▸ **DIRECTIVE**:
In the material below, find all lines with the string "ONTARIO" and copy them.

--- RECORDS FOR THIS TASK ---

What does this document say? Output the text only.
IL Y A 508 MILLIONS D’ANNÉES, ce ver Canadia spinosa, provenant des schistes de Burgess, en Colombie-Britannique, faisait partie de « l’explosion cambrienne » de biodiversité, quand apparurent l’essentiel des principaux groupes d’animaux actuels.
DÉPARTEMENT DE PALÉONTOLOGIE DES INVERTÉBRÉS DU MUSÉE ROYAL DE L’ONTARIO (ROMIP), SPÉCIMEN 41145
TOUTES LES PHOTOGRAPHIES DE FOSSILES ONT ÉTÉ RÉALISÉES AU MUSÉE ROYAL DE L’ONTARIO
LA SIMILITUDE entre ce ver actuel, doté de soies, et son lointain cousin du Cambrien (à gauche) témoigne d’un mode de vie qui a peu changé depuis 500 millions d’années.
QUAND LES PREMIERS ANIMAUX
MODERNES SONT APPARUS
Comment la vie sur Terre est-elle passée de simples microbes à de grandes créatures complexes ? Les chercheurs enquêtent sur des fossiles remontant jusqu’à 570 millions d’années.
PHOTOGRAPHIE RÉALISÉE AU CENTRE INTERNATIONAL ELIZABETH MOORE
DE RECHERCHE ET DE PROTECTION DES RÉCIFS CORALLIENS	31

---

▸ **ANSWER FOR THIS EXERCISE**:
DÉPARTEMENT DE PALÉONTOLOGIE DES INVERTÉBRÉS DU MUSÉE ROYAL DE L’ONTARIO (ROMIP), SPÉCIMEN 41145
TOUTES LES PHOTOGRAPHIES DE FOSSILES ONT ÉTÉ RÉALISÉES AU MUSÉE ROYAL DE L’ONTARIO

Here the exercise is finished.